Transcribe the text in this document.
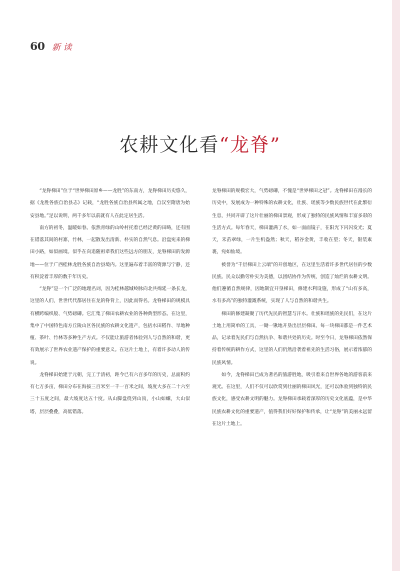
60 新 读
农耕文化看“龙脊”

“龙脊梯田”位于“世界梯田原乡——龙胜”的东南方，龙脊梯田历史悠久，据《龙胜各族自治县志》记载，“龙胜各族自治县所属之地，自汉至隋唐为始安县地。”足以说明，两千多年以前就有人在此定居生活。

南方的初冬，温暖如春。依然青绿的山岭村托着已经泛黄的田畴，还有围在错落其间的村寨，竹林，一起散发出清新、朴实的自然气息。沿盘宛来的梯田小路，如似画境。似乎在向追随祖辈我们这些远方的朋友，龙脊梯田的发源地——位于广西桂林龙胜各族自治县境内。这里遍布着丰富的资源与宁静，还有积淀着丰厚的数千年历史。

“龙脊”是一个广泛的地理名词，因为桂林越城岭脉向北共绵延一条长龙，这里的人们，世世代代都居住在龙的脊背上，因此而得名。龙脊梯田的规模具有横跨编织般、气势磅礴。它汇集了梯田农耕农业的各种典型形态。在这里，集中了中国特色南方丘陵山区各民族的农耕文化遗产，包括水田稻作、旱地种植、茶叶、竹林等多种生产方式。不仅能让旅游者体验到人与自然的和谐，更有效展示了世界农业遗产保护的重要意义。在这片土地上，有着许多动人的传说。

龙脊梯田始建于元朝，完工于清初，距今已有六百多年的历史，总面积约有七万多亩，梯田分布在海拔三百米至一千一百米之间，坡度大多在二十六至三十五度之间，最大坡度达五十度。从山脚盘绕到山顶，小山如螺，大山似塔，层层叠叠，高低错落。

龙脊梯田的规模宏大，气势磅礴，不愧是“世界梯田之冠”。龙脊梯田在漫长的历史中，发展成为一种特殊的农耕文化，壮族、瑶族等少数民族世代在此繁衍生息，共同开辟了这片壮丽的梯田景观，形成了独特的民族风情和丰富多彩的生活方式。每年春天，梯田灌满了水，如一面面镜子，在阳光下闪闪发光；夏天，禾苗翠绿，一片生机盎然；秋天，稻谷金黄，丰收在望；冬天，银装素裹，宛如仙境。

被誉为“千层梯田上云端”的开创地区，在这里生活着许多世代居住的少数民族。民众以勤劳朴实为美德，以团结协作为传统，创造了灿烂的农耕文明。他们遵循自然规律，因地制宜开垦梯田，修建水利设施，形成了“山有多高，水有多高”的独特灌溉系统，实现了人与自然的和谐共生。

梯田的修建凝聚了历代先民的智慧与汗水。壮族和瑶族的先民们，在这片土地上用简单的工具，一锄一锹地开垦出层层梯田。每一块梯田都是一件艺术品，记录着先民们与自然抗争、和谐共处的历史。时至今日，龙脊梯田依然保持着传统的耕作方式，这里的人们仍然沿袭着祖先的生活习俗，展示着浓郁的民族风情。

如今，龙脊梯田已成为著名的旅游胜地，吸引着来自世界各地的游客前来观光。在这里，人们不仅可以欣赏到壮丽的梯田风光，还可以体验到独特的民族文化，感受农耕文明的魅力。龙脊梯田承载着深厚的历史文化底蕴，是中华民族农耕文化的重要遗产，值得我们好好保护和传承，让“龙脊”的美丽永远留在这片土地上。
- - - -
- **Stated problem**:
Look through the material above. Copy each line where the word "气势磅礴" appears.

- **Exercise output**:
“龙脊”是一个广泛的地理名词，因为桂林越城岭脉向北共绵延一条长龙，这里的人们，世世代代都居住在龙的脊背上，因此而得名。龙脊梯田的规模具有横跨编织般、气势磅礴。它汇集了梯田农耕农业的各种典型形态。在这里，集中了中国特色南方丘陵山区各民族的农耕文化遗产，包括水田稻作、旱地种植、茶叶、竹林等多种生产方式。不仅能让旅游者体验到人与自然的和谐，更有效展示了世界农业遗产保护的重要意义。在这片土地上，有着许多动人的传说。
龙脊梯田的规模宏大，气势磅礴，不愧是“世界梯田之冠”。龙脊梯田在漫长的历史中，发展成为一种特殊的农耕文化，壮族、瑶族等少数民族世代在此繁衍生息，共同开辟了这片壮丽的梯田景观，形成了独特的民族风情和丰富多彩的生活方式。每年春天，梯田灌满了水，如一面面镜子，在阳光下闪闪发光；夏天，禾苗翠绿，一片生机盎然；秋天，稻谷金黄，丰收在望；冬天，银装素裹，宛如仙境。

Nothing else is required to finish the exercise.